### WHAT TO WORK ON
Find each line with "bagi" and copy it.

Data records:
▼

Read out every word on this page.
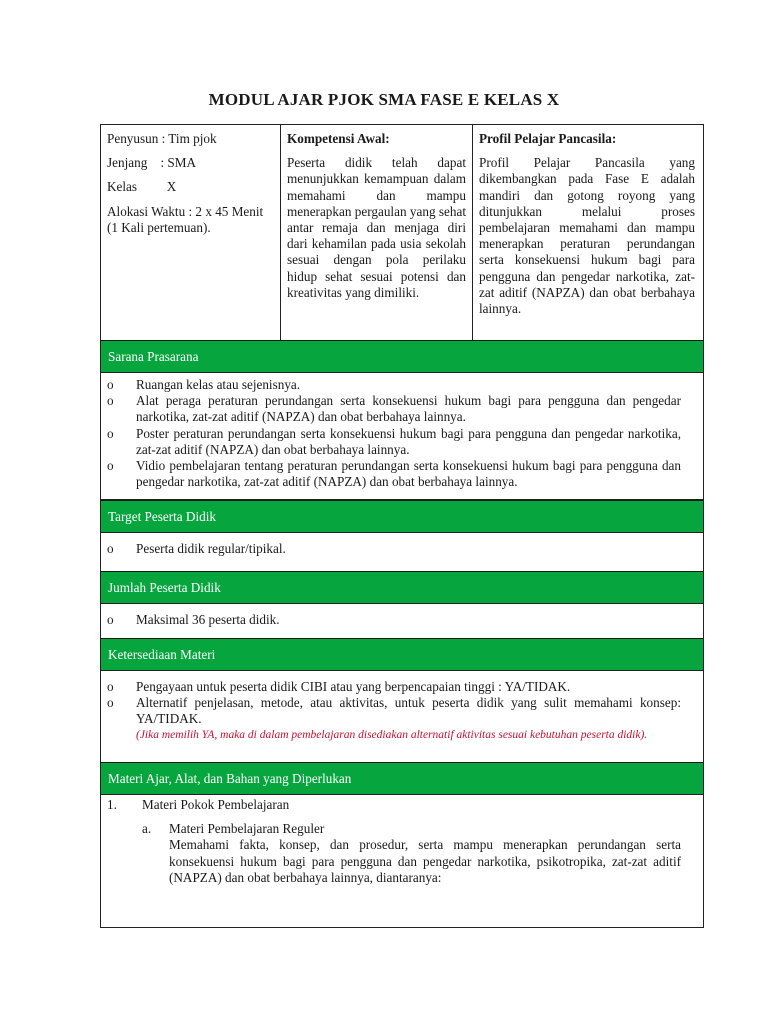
MODUL AJAR PJOK SMA FASE E KELAS X
Penyusun : Tim pjok
Jenjang    : SMA
Kelas         X
Alokasi Waktu : 2 x 45 Menit (1 Kali pertemuan).
Kompetensi Awal:
Peserta didik telah dapat menunjukkan kemampuan dalam memahami dan mampu menerapkan pergaulan yang sehat antar remaja dan menjaga diri dari kehamilan pada usia sekolah sesuai dengan pola perilaku hidup sehat sesuai potensi dan kreativitas yang dimiliki.
Profil Pelajar Pancasila:
Profil Pelajar Pancasila yang dikembangkan pada Fase E adalah mandiri dan gotong royong yang ditunjukkan melalui proses pembelajaran memahami dan mampu menerapkan peraturan perundangan serta konsekuensi hukum bagi para pengguna dan pengedar narkotika, zat-zat aditif (NAPZA) dan obat berbahaya lainnya.
Sarana Prasarana
o	Ruangan kelas atau sejenisnya.
o	Alat peraga peraturan perundangan serta konsekuensi hukum bagi para pengguna dan pengedar narkotika, zat-zat aditif (NAPZA) dan obat berbahaya lainnya.
o	Poster peraturan perundangan serta konsekuensi hukum bagi para pengguna dan pengedar narkotika, zat-zat aditif (NAPZA) dan obat berbahaya lainnya.
o	Vidio pembelajaran tentang peraturan perundangan serta konsekuensi hukum bagi para pengguna dan pengedar narkotika, zat-zat aditif (NAPZA) dan obat berbahaya lainnya.
Target Peserta Didik
o	Peserta didik regular/tipikal.
Jumlah Peserta Didik
o	Maksimal 36 peserta didik.
Ketersediaan Materi
o	Pengayaan untuk peserta didik CIBI atau yang berpencapaian tinggi : YA/TIDAK.
o	Alternatif penjelasan, metode, atau aktivitas, untuk peserta didik yang sulit memahami konsep: YA/TIDAK.
(Jika memilih YA, maka di dalam pembelajaran disediakan alternatif aktivitas sesuai kebutuhan peserta didik).
Materi Ajar, Alat, dan Bahan yang Diperlukan
1.	Materi Pokok Pembelajaran
a.	Materi Pembelajaran Reguler
Memahami fakta, konsep, dan prosedur, serta mampu menerapkan perundangan serta konsekuensi hukum bagi para pengguna dan pengedar narkotika, psikotropika, zat-zat aditif (NAPZA) dan obat berbahaya lainnya, diantaranya:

▲

### EXERCISE SOLUTION
Profil Pelajar Pancasila yang dikembangkan pada Fase E adalah mandiri dan gotong royong yang ditunjukkan melalui proses pembelajaran memahami dan mampu menerapkan peraturan perundangan serta konsekuensi hukum bagi para pengguna dan pengedar narkotika, zat-zat aditif (NAPZA) dan obat berbahaya lainnya.
o	Alat peraga peraturan perundangan serta konsekuensi hukum bagi para pengguna dan pengedar narkotika, zat-zat aditif (NAPZA) dan obat berbahaya lainnya.
o	Poster peraturan perundangan serta konsekuensi hukum bagi para pengguna dan pengedar narkotika, zat-zat aditif (NAPZA) dan obat berbahaya lainnya.
o	Vidio pembelajaran tentang peraturan perundangan serta konsekuensi hukum bagi para pengguna dan pengedar narkotika, zat-zat aditif (NAPZA) dan obat berbahaya lainnya.
Memahami fakta, konsep, dan prosedur, serta mampu menerapkan perundangan serta konsekuensi hukum bagi para pengguna dan pengedar narkotika, psikotropika, zat-zat aditif (NAPZA) dan obat berbahaya lainnya, diantaranya:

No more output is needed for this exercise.